» GIVEN TASK: Return the complete listing that follows, with each line reproduced exactly.

Collected data entries:
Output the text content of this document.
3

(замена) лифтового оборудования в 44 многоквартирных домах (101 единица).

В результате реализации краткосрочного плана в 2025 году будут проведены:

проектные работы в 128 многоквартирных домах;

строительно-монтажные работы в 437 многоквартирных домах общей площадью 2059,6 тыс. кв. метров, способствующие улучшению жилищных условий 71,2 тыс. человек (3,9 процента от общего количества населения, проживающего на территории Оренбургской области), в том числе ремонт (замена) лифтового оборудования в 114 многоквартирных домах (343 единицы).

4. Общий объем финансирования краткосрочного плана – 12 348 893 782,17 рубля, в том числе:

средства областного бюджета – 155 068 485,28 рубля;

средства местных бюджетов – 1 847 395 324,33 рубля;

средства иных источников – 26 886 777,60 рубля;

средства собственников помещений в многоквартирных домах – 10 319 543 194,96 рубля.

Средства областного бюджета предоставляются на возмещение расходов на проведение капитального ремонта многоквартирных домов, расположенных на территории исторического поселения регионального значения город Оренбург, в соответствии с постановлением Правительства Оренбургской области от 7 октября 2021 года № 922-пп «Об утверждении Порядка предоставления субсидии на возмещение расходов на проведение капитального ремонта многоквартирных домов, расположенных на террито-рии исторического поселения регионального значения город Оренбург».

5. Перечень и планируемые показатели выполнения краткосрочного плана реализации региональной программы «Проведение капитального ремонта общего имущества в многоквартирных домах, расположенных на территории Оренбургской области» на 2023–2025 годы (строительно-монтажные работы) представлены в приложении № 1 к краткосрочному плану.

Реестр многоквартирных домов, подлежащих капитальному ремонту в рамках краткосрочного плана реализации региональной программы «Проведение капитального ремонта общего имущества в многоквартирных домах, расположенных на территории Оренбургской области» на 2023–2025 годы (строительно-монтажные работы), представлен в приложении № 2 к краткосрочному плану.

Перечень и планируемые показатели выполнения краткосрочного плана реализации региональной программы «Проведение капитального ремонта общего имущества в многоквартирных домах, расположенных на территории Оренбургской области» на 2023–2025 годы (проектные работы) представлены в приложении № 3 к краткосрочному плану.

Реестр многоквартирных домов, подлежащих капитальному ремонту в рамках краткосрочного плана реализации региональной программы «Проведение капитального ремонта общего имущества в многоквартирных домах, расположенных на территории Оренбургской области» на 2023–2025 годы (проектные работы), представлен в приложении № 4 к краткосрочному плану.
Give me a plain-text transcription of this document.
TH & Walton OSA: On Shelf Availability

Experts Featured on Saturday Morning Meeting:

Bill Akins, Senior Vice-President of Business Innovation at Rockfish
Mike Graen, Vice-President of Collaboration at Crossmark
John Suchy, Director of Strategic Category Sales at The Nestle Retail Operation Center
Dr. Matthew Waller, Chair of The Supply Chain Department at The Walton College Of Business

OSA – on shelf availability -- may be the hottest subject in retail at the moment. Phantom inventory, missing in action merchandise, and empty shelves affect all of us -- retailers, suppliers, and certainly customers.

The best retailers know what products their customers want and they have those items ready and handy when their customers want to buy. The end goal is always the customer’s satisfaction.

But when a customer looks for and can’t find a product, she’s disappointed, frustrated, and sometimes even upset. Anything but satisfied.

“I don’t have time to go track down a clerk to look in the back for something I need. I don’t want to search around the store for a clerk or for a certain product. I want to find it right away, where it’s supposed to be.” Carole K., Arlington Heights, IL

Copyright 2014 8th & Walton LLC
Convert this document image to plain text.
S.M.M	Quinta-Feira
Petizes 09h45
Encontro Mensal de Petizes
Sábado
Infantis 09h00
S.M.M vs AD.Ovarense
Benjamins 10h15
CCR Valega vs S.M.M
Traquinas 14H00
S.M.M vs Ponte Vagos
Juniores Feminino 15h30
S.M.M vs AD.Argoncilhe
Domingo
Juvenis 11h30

» FINAL RESULT:
Output the text content of this document.
3

(замена) лифтового оборудования в 44 многоквартирных домах (101 единица).

В результате реализации краткосрочного плана в 2025 году будут проведены:

проектные работы в 128 многоквартирных домах;

строительно-монтажные работы в 437 многоквартирных домах общей площадью 2059,6 тыс. кв. метров, способствующие улучшению жилищных условий 71,2 тыс. человек (3,9 процента от общего количества населения, проживающего на территории Оренбургской области), в том числе ремонт (замена) лифтового оборудования в 114 многоквартирных домах (343 единицы).

4. Общий объем финансирования краткосрочного плана – 12 348 893 782,17 рубля, в том числе:

средства областного бюджета – 155 068 485,28 рубля;

средства местных бюджетов – 1 847 395 324,33 рубля;

средства иных источников – 26 886 777,60 рубля;

средства собственников помещений в многоквартирных домах – 10 319 543 194,96 рубля.

Средства областного бюджета предоставляются на возмещение расходов на проведение капитального ремонта многоквартирных домов, расположенных на территории исторического поселения регионального значения город Оренбург, в соответствии с постановлением Правительства Оренбургской области от 7 октября 2021 года № 922-пп «Об утверждении Порядка предоставления субсидии на возмещение расходов на проведение капитального ремонта многоквартирных домов, расположенных на террито-рии исторического поселения регионального значения город Оренбург».

5. Перечень и планируемые показатели выполнения краткосрочного плана реализации региональной программы «Проведение капитального ремонта общего имущества в многоквартирных домах, расположенных на территории Оренбургской области» на 2023–2025 годы (строительно-монтажные работы) представлены в приложении № 1 к краткосрочному плану.

Реестр многоквартирных домов, подлежащих капитальному ремонту в рамках краткосрочного плана реализации региональной программы «Проведение капитального ремонта общего имущества в многоквартирных домах, расположенных на территории Оренбургской области» на 2023–2025 годы (строительно-монтажные работы), представлен в приложении № 2 к краткосрочному плану.

Перечень и планируемые показатели выполнения краткосрочного плана реализации региональной программы «Проведение капитального ремонта общего имущества в многоквартирных домах, расположенных на территории Оренбургской области» на 2023–2025 годы (проектные работы) представлены в приложении № 3 к краткосрочному плану.

Реестр многоквартирных домов, подлежащих капитальному ремонту в рамках краткосрочного плана реализации региональной программы «Проведение капитального ремонта общего имущества в многоквартирных домах, расположенных на территории Оренбургской области» на 2023–2025 годы (проектные работы), представлен в приложении № 4 к краткосрочному плану.
Give me a plain-text transcription of this document.
TH & Walton OSA: On Shelf Availability

Experts Featured on Saturday Morning Meeting:

Bill Akins, Senior Vice-President of Business Innovation at Rockfish
Mike Graen, Vice-President of Collaboration at Crossmark
John Suchy, Director of Strategic Category Sales at The Nestle Retail Operation Center
Dr. Matthew Waller, Chair of The Supply Chain Department at The Walton College Of Business

OSA – on shelf availability -- may be the hottest subject in retail at the moment. Phantom inventory, missing in action merchandise, and empty shelves affect all of us -- retailers, suppliers, and certainly customers.

The best retailers know what products their customers want and they have those items ready and handy when their customers want to buy. The end goal is always the customer’s satisfaction.

But when a customer looks for and can’t find a product, she’s disappointed, frustrated, and sometimes even upset. Anything but satisfied.

“I don’t have time to go track down a clerk to look in the back for something I need. I don’t want to search around the store for a clerk or for a certain product. I want to find it right away, where it’s supposed to be.” Carole K., Arlington Heights, IL

Copyright 2014 8th & Walton LLC
Convert this document image to plain text.
S.M.M	Quinta-Feira
Petizes 09h45
Encontro Mensal de Petizes
Sábado
Infantis 09h00
S.M.M vs AD.Ovarense
Benjamins 10h15
CCR Valega vs S.M.M
Traquinas 14H00
S.M.M vs Ponte Vagos
Juniores Feminino 15h30
S.M.M vs AD.Argoncilhe
Domingo
Juvenis 11h30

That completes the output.